--- START OF Task material ---

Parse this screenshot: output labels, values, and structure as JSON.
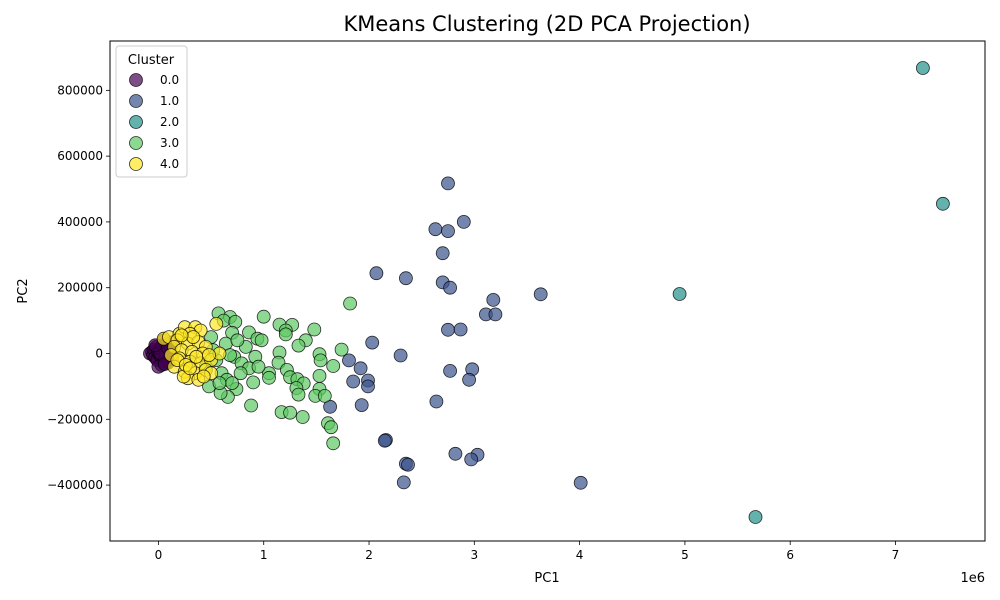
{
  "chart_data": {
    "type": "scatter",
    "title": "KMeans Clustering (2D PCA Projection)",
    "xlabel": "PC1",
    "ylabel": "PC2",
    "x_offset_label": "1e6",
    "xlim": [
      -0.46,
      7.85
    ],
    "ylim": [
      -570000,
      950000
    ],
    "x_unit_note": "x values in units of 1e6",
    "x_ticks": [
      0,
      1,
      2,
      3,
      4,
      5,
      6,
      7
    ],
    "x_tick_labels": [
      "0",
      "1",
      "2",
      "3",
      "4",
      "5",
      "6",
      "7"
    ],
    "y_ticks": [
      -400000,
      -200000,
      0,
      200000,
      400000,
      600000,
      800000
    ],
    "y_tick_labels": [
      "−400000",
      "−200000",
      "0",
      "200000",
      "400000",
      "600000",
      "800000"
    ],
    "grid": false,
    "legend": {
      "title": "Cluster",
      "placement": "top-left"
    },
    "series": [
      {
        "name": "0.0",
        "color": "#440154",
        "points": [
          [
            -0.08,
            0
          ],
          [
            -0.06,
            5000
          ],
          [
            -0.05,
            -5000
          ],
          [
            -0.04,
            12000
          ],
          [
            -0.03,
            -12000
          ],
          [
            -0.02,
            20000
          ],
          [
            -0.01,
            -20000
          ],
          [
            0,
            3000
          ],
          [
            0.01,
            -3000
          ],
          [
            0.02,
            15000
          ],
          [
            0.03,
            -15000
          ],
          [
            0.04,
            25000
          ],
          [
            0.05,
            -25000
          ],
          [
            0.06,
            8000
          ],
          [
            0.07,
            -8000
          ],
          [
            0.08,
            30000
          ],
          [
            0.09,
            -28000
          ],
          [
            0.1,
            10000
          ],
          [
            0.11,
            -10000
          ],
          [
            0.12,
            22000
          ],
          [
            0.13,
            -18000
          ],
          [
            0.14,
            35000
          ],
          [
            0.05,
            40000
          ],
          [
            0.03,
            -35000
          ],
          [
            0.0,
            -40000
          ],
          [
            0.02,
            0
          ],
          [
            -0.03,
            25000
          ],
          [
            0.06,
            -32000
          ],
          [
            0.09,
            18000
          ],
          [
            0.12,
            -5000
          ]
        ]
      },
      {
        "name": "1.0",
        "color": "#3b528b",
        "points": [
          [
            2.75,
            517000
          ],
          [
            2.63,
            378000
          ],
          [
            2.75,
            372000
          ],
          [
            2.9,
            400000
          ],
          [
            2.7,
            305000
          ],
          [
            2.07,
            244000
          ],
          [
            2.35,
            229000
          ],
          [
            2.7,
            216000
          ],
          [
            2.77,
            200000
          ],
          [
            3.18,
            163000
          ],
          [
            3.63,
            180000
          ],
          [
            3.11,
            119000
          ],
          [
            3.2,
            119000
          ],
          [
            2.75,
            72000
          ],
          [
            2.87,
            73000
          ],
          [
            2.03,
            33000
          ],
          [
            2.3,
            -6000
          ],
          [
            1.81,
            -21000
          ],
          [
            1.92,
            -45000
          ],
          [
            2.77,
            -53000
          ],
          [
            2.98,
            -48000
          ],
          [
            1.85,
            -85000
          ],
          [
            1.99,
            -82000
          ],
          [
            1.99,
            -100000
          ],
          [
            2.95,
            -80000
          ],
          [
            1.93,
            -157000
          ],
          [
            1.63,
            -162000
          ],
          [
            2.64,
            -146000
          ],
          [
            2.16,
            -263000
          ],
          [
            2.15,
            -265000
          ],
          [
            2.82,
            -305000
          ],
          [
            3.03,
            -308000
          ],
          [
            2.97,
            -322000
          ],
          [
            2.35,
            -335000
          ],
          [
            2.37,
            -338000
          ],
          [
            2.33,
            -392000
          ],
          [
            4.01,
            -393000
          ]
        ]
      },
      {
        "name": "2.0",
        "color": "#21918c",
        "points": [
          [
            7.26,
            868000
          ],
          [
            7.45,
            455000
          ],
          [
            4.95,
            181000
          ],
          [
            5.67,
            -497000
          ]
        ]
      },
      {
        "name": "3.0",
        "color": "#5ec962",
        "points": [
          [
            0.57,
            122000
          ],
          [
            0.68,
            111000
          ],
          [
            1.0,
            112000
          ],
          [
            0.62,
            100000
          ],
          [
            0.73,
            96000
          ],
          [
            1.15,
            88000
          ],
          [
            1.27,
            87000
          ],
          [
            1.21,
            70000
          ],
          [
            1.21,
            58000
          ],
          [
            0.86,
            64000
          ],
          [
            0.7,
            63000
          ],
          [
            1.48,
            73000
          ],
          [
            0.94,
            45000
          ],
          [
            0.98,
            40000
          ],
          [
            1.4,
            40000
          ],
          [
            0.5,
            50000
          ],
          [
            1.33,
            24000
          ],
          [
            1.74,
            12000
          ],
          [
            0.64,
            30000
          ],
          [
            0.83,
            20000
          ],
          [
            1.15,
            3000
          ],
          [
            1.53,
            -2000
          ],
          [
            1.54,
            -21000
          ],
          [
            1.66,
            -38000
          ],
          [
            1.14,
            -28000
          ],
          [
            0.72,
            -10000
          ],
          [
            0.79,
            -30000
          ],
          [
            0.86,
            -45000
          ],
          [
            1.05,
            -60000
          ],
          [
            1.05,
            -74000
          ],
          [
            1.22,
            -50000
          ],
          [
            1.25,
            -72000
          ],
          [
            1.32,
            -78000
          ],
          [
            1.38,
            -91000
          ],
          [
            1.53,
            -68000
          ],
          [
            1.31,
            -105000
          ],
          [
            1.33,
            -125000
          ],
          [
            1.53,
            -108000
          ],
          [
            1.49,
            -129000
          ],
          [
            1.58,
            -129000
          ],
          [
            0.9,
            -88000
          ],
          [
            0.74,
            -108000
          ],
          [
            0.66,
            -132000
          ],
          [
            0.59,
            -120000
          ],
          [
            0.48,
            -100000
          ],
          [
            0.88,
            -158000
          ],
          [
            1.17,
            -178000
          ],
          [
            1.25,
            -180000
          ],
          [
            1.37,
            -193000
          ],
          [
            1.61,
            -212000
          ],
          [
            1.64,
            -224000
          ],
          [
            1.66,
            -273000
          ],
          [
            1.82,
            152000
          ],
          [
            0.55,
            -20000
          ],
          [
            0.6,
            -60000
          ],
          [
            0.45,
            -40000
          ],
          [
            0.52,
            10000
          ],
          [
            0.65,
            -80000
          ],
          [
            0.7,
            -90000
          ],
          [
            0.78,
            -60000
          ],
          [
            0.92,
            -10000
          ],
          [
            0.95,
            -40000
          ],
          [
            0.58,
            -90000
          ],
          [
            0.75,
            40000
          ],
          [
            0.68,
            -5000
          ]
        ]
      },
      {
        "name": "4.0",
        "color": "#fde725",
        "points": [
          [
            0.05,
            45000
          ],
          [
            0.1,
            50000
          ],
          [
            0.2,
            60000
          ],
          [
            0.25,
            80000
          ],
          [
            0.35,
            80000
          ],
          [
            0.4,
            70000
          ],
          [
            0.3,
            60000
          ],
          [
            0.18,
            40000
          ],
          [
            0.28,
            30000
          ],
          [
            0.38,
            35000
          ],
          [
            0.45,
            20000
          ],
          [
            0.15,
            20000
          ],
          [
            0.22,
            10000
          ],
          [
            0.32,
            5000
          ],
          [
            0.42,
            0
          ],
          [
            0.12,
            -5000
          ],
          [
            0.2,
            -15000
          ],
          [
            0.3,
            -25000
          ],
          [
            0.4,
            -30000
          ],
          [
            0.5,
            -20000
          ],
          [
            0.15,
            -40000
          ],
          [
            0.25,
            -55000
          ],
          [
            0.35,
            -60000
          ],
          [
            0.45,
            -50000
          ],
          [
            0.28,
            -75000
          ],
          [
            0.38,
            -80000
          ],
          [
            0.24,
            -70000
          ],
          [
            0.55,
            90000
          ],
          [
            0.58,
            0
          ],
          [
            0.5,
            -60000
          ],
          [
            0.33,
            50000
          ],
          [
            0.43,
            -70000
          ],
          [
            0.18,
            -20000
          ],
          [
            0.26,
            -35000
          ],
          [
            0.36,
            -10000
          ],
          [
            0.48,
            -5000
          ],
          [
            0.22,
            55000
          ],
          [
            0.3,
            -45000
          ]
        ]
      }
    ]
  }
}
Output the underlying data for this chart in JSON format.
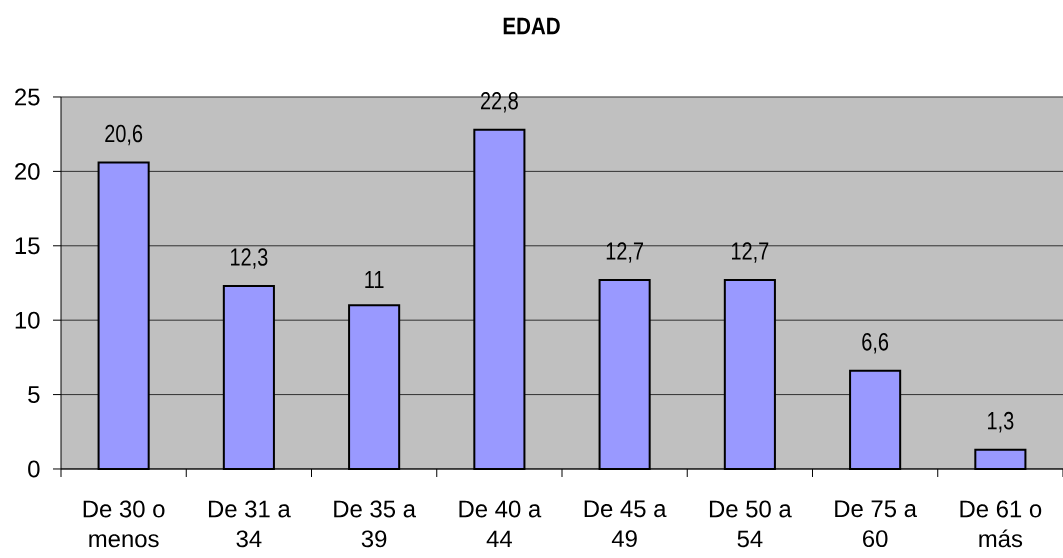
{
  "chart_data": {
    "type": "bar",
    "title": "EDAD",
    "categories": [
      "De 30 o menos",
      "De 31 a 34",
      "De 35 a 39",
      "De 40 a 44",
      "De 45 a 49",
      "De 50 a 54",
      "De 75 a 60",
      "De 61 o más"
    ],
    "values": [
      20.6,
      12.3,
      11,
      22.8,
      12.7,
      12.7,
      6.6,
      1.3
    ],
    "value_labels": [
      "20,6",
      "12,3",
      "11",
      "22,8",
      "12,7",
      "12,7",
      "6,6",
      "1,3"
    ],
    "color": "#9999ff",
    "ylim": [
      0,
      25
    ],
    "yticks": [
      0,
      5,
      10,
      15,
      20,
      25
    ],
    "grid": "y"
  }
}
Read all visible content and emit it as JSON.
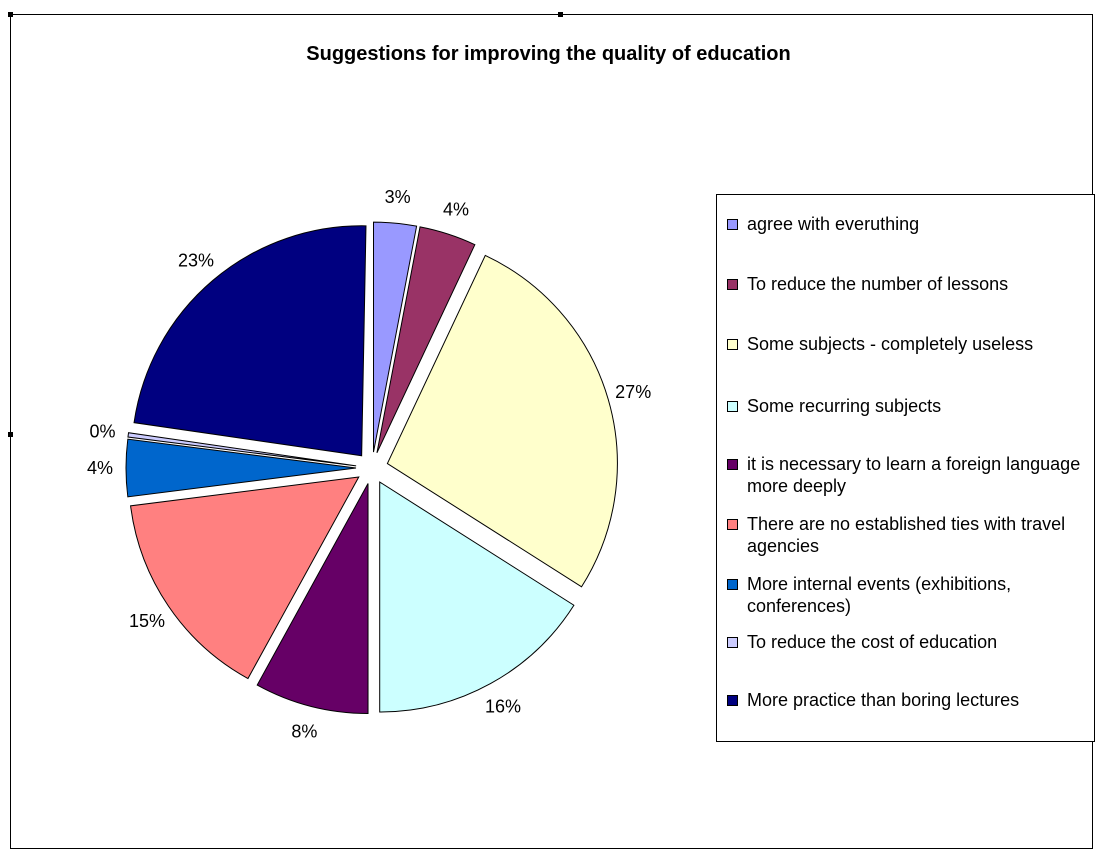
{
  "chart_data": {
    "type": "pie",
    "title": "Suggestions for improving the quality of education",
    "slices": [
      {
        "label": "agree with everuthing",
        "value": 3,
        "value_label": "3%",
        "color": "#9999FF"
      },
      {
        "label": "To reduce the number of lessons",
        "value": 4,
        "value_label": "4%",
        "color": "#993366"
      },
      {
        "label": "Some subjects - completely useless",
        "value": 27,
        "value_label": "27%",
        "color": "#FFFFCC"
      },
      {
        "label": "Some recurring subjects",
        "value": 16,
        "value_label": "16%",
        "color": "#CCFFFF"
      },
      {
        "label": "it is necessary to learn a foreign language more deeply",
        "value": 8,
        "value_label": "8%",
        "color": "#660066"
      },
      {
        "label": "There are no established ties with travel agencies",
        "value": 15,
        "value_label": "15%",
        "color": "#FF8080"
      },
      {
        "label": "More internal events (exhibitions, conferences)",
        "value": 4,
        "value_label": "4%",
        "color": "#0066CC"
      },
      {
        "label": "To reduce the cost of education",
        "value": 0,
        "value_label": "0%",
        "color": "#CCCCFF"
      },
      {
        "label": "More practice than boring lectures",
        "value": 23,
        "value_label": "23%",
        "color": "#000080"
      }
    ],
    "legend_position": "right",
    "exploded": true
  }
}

--- END OF Task material ---

Copy each line of the data that contains the word "JSON".

Parse this screenshot: output labels, values, and structure as JSON.
Output the underlying data for this chart in JSON format.
Read all visible content and emit it as JSON.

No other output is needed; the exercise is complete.